* [TO DO] "Hidro" appears in how many lines of the entries? State only the number.

───── DATASET EXTRACT ─────

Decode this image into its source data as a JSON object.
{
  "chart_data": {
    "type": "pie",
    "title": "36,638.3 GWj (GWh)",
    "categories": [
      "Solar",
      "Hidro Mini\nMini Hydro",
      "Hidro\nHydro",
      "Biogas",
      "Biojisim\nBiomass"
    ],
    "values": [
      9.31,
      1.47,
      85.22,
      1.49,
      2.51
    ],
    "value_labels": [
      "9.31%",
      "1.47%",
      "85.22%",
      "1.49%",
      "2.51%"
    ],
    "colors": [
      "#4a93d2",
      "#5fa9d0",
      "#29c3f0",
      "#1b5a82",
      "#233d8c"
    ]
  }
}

─────

* [RESPONSE TO THIS EXERCISE] 2